Task objective
Present each line of the entries below that holds the word "does".

Dataset records
— start —

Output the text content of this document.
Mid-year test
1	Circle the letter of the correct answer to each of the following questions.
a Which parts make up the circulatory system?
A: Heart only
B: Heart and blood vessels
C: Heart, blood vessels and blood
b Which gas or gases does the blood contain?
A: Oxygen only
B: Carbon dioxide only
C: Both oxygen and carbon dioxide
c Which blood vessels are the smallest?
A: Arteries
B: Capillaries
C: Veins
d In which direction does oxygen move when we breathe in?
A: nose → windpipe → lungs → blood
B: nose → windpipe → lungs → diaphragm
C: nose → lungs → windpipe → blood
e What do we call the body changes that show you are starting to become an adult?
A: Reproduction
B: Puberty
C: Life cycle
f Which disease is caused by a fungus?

— end —
— start —

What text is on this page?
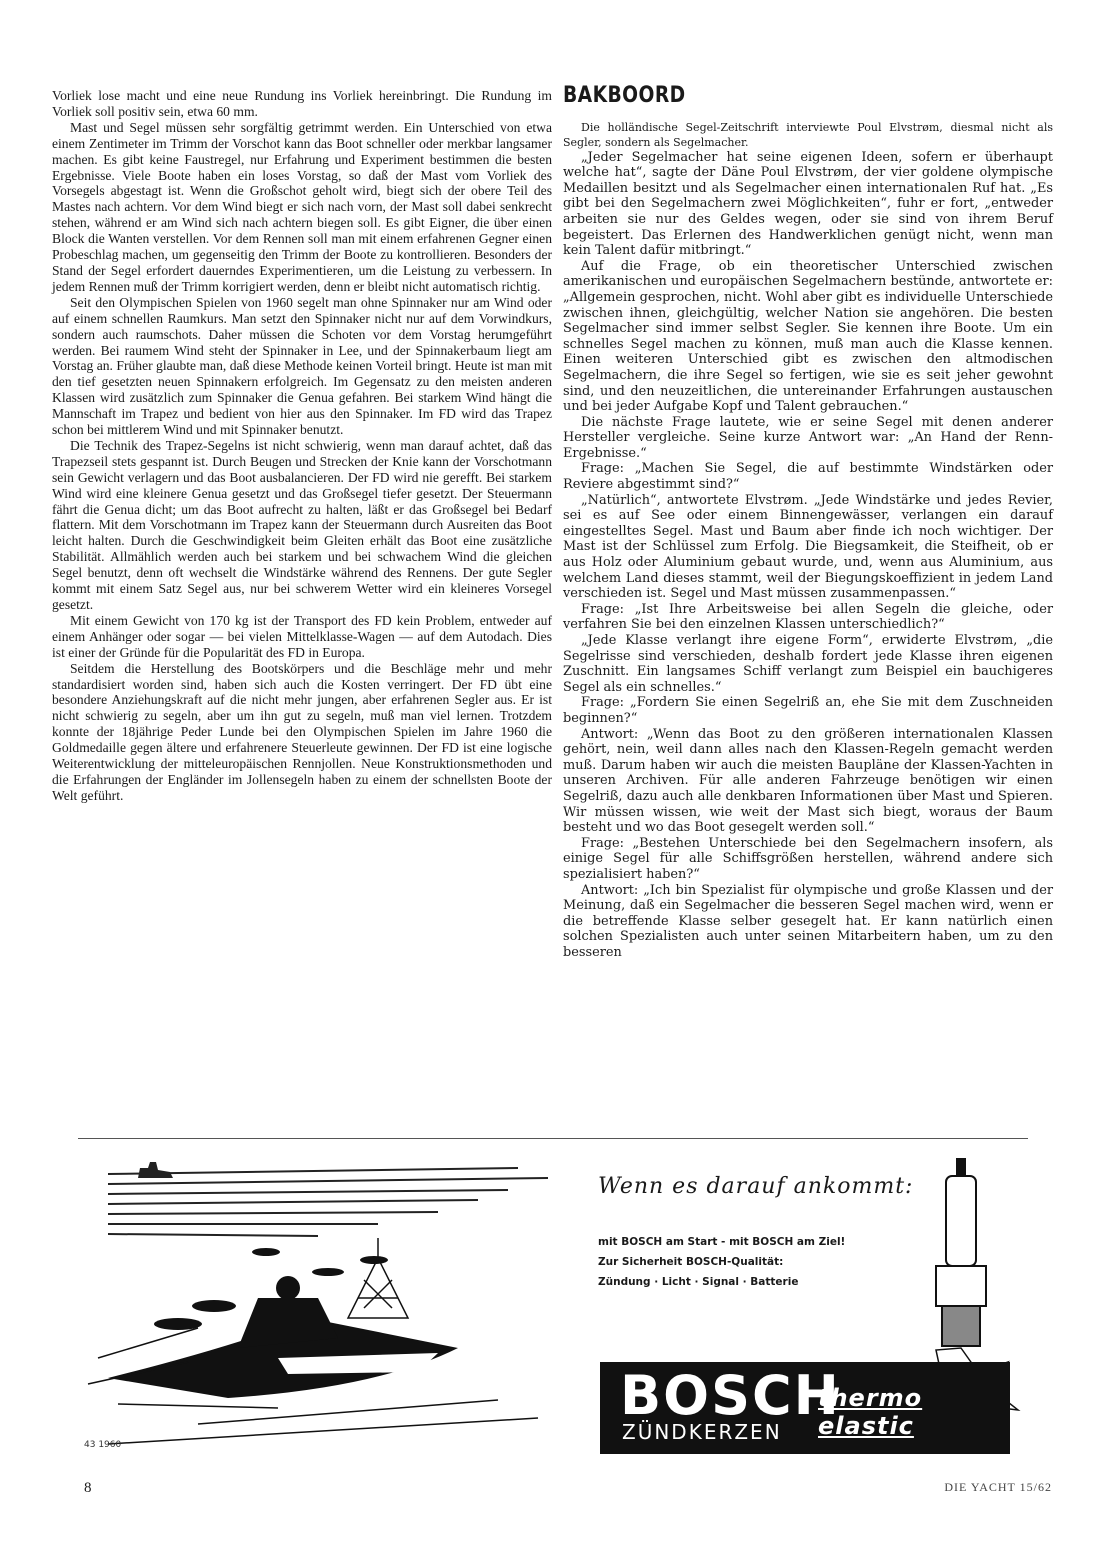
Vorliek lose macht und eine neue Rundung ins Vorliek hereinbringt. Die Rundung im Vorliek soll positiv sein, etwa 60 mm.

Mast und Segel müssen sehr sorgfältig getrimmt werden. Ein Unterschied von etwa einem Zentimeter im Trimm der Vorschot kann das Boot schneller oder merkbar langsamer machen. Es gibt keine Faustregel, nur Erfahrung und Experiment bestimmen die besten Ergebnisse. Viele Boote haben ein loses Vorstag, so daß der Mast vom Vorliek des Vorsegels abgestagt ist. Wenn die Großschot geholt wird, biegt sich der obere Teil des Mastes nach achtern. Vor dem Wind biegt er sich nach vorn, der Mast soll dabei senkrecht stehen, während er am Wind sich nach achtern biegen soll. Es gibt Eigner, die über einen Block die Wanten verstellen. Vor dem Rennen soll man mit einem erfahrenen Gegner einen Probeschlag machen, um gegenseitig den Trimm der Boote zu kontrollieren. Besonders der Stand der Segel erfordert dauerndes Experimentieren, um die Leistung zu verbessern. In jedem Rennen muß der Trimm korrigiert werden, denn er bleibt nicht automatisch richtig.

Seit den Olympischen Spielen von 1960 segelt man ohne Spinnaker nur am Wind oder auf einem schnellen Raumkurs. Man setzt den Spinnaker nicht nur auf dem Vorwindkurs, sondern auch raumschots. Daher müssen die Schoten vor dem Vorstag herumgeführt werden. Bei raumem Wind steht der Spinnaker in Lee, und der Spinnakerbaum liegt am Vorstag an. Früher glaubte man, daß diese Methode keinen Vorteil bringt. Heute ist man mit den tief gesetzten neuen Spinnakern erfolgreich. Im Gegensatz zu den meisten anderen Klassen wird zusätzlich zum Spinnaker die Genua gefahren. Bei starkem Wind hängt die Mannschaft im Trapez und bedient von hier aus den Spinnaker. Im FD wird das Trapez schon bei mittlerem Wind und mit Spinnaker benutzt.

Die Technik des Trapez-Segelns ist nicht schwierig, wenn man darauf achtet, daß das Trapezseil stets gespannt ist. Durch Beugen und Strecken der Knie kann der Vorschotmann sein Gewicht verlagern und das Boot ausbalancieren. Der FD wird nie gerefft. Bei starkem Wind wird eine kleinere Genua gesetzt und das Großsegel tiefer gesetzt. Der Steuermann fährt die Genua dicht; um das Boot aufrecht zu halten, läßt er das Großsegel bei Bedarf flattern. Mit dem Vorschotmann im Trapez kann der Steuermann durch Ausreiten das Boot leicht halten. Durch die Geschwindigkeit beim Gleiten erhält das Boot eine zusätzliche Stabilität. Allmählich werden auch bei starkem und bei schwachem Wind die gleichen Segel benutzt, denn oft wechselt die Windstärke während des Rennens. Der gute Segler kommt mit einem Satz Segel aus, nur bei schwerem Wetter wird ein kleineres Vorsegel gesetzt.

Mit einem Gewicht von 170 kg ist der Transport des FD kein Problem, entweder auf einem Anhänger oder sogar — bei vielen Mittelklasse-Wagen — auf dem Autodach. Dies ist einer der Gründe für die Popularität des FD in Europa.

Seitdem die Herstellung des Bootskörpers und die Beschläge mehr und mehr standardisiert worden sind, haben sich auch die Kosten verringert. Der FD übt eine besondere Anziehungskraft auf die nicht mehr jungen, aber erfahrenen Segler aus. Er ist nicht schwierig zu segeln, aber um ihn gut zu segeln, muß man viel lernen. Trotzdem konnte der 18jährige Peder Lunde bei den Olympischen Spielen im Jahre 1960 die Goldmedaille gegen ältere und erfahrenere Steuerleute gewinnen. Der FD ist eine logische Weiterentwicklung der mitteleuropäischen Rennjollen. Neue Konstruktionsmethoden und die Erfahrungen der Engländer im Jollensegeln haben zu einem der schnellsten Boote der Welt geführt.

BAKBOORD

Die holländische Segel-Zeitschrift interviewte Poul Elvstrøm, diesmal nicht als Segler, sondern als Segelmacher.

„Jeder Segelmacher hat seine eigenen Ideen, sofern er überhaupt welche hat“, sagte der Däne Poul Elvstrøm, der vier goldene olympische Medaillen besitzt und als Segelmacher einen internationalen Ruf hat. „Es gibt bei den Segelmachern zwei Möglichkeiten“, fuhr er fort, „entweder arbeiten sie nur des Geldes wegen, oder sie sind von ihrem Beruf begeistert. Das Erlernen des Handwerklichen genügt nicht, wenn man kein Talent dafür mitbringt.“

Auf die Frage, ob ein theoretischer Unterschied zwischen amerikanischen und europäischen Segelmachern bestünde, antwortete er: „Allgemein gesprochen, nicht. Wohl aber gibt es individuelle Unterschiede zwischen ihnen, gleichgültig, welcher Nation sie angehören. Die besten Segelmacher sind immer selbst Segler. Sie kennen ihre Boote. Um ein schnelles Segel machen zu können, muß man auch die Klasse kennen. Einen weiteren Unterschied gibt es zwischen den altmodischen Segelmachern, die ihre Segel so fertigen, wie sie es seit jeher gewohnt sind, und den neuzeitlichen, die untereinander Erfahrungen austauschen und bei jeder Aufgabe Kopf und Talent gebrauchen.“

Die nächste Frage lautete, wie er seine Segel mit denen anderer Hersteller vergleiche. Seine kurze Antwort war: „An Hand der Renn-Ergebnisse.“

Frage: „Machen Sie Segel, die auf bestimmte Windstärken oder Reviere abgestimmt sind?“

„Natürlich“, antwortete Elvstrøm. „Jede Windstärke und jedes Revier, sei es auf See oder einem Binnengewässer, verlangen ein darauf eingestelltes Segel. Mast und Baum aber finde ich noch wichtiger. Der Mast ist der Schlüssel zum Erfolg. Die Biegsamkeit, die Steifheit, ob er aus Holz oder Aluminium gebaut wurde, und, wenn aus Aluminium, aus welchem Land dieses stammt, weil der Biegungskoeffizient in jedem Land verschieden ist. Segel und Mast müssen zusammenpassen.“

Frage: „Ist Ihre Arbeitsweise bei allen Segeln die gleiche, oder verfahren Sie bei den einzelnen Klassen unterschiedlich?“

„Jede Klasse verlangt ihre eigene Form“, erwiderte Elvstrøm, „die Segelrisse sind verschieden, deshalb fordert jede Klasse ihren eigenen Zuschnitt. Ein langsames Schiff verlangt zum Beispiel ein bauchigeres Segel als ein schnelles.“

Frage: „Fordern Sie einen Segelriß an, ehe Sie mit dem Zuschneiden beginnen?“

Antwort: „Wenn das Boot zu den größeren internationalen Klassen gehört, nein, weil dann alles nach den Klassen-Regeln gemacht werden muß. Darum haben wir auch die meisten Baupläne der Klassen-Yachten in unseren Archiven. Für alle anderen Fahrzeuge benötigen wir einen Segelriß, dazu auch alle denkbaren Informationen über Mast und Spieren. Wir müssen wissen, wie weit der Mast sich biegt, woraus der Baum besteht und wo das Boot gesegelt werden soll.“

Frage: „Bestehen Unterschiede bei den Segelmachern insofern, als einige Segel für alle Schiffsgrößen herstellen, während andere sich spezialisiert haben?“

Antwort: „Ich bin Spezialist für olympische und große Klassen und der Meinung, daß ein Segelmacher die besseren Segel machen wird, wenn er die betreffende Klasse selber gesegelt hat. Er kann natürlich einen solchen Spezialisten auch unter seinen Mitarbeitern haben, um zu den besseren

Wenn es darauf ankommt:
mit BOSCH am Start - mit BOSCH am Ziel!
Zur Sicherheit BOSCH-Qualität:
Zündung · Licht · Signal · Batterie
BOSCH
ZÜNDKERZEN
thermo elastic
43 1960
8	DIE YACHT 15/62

— end —

Full output
b Which gas or gases does the blood contain?
d In which direction does oxygen move when we breathe in?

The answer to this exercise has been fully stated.